# What you should do:
Please continue the text on antiobesity medication prescribing, picking up right after its final sentence.

# Reading text:
The study’s researchers evaluated how much of the change in the death rate trend could be explained by rising BMI, and found that the increase in BMI reduced life expectancy by 0.9 years, almost 11 months, at age 40, and accounted for 186,000 excess deaths in 2011.

Despite rising obesity rates, another new study finds that many obese patients are not receiving antiobesity medications – and patients who are being prescribed medicines may be getting them because of provider bias. 80 percent are women, although obesity rates are similar for men and women in the U.S.

Fewer than 1 in 50 people in the U.S. eligible for antiobesity medications are receiving them, according to an evaluation of electronic records conducted by University of Colorado endocrinologist David Saxon, MD. Patients above a specific BMI threshold are eligible for weight-loss medication, but only 1.3% had received any prescription from 2009 to 2015, a recent Medscape article notes.

In addition, among patients who had received a prescription, 85% of the prescriptions were for phentermine, as opposed to newer agents. Primary care providers were most likely to prescribe these drugs.

Patients want “more information from their physicians about these medication options but there’s rarely the conversation,” Saxon says in the article. “Patients are probably more interested in them than the 1.3% who are receiving them.”

My friend and colleague, Scott Kahan, MD, is the director of the National Center for Weight and Wellness, and the medical director of Strategies To Overcome and Prevent (STOP) Obesity Alliance at George Washington University. Kahan explains that physicians historically have received little training in obesity management, and may hold misperceptions about obesity medications, including that they are unsafe, ineffective, or not well-studied.

“These misconceptions are likely a legacy of older medications that had lesser requirements for approval and were likely misused,” Kahan says. Another issue is lack of insurance coverage.

(Saved entries)

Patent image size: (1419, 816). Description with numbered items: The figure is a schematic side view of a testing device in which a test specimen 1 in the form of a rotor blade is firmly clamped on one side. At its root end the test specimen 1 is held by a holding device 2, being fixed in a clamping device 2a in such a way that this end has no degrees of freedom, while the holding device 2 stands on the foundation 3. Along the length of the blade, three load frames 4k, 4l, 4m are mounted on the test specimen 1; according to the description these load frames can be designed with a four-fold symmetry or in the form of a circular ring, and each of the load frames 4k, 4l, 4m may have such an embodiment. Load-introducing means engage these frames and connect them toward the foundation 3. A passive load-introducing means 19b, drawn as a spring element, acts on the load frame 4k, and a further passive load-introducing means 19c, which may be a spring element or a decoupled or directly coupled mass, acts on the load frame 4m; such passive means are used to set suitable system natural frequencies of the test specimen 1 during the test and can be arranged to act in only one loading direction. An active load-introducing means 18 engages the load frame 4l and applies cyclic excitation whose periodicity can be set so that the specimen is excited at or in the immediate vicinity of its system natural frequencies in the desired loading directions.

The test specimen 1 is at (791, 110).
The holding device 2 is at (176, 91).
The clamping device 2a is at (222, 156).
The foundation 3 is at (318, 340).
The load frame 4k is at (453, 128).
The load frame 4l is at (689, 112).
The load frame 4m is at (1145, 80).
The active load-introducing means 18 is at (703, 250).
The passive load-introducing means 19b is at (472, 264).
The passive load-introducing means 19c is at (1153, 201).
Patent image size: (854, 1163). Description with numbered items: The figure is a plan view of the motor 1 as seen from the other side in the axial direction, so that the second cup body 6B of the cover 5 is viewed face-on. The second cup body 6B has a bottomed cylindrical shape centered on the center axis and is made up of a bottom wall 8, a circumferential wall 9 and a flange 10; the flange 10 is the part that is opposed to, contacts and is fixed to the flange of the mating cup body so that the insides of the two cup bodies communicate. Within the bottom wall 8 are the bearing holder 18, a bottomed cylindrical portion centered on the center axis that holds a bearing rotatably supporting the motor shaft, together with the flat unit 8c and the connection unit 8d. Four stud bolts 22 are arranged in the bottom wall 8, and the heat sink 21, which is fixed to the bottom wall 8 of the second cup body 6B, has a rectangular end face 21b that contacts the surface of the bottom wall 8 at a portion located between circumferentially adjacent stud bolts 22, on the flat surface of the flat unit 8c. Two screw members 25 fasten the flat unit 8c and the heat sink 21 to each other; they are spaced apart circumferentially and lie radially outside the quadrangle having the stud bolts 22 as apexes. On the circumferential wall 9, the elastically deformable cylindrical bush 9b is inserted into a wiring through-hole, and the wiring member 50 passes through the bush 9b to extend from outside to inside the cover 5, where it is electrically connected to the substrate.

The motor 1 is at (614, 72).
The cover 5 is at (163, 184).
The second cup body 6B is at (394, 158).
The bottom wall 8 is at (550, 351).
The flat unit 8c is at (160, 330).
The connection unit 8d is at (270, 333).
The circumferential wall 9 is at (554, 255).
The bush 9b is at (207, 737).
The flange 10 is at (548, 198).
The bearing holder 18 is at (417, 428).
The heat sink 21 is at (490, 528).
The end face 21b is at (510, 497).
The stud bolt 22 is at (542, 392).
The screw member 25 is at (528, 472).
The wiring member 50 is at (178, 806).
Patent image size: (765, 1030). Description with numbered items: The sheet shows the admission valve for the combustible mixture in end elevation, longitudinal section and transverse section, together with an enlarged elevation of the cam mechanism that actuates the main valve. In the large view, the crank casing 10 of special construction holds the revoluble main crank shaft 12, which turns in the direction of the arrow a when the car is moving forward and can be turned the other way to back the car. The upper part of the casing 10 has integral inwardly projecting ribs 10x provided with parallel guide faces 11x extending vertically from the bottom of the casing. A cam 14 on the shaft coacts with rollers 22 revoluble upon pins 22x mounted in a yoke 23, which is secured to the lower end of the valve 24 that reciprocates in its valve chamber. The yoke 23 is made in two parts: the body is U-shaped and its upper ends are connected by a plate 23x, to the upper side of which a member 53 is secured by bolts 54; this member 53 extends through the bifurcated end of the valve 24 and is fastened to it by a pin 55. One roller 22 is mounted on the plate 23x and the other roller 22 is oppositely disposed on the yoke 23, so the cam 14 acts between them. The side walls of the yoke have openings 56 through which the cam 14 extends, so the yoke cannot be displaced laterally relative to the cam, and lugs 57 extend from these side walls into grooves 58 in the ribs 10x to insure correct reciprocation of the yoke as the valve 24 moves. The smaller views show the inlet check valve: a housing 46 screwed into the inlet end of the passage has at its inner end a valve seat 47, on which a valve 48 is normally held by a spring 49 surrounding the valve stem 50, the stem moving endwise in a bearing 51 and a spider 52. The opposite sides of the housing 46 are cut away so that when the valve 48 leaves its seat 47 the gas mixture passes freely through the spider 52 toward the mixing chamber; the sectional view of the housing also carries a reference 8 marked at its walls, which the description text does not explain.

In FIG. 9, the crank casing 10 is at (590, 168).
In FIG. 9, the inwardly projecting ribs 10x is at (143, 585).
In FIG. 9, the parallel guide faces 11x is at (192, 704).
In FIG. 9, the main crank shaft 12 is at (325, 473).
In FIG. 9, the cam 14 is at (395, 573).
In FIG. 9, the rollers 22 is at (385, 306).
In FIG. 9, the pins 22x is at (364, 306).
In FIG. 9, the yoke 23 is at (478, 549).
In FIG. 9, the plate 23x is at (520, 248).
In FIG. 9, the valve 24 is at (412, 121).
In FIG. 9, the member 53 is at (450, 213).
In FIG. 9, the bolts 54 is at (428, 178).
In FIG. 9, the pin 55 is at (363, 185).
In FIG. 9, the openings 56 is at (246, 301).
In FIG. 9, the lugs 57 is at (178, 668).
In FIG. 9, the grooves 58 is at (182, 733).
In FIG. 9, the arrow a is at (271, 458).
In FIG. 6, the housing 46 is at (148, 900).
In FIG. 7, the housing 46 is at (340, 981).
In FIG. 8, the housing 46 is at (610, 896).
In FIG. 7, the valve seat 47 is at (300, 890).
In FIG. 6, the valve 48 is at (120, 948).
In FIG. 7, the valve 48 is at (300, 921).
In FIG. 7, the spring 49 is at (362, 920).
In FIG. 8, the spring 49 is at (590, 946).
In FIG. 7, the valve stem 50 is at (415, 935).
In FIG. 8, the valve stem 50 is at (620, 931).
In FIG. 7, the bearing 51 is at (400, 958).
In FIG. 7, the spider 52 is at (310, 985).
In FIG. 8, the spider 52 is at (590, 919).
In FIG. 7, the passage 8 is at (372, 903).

# Answer section:
Yet another successful obesity treatment option is surgery. Two recent studies published in the Journal of the American Medical Association (JAMA) compared Roux-en-Y gastric bypass (RYGB) and sleeve gastrectomy in morbidly obese patients.

First, researchers at St. Claraspital in Basel, Switzerland, conducted a randomized trial of morbidly obese patients to determine whether there are differences between the two surgical options, in terms of weight loss, changes in comorbidities, increase in quality of life, and adverse events, as noted in an article in The Clinical Advisor. Excess BMI loss was not significantly different at 5 years: 61.1%, with sleeve gastrectomy vs 68.3% with RYGB.

In the second study, researchers in Finland also studied morbidly obese patients to examine the clinical equivalence of the two surgeries. The trial found the estimated mean percentage excess weight loss at 5 years was 49% with sleeve gastrectomy and 57% with RYGB, with no statistically significant difference in quality of life between groups and no treatment-related mortality. At 5 years, the overall morbidity rate was 19% and 26%.

In an accompanying editorial, David Arterburn, MD, MPH, and Anirban Gupta, MD, state that “these and other studies suggest that sleeve gastrectomy and bypass are overall quite similar in terms of their effects on weight and comorbid conditions through 5 years.” They also note that “these procedures may be associated with improved long-term survival compared with usual medical care. Overall, it seems that both procedures are excellent options for surgeons and patients to consider in the treatment of obesity.”

With the slowing gains in life expectancy in the US linked to obesity, patients need their insurance plans to cover effective treatment options. If these options are going to be accessible for patients, insurers will need to have reasonable coverage and reimbursement policies in place; today, with FDA-approved drugs available to treat obesity and promising research showing that the sleeve and bypass surgeries are two excellent options, we need policies that encourage use of both drug and surgical approaches.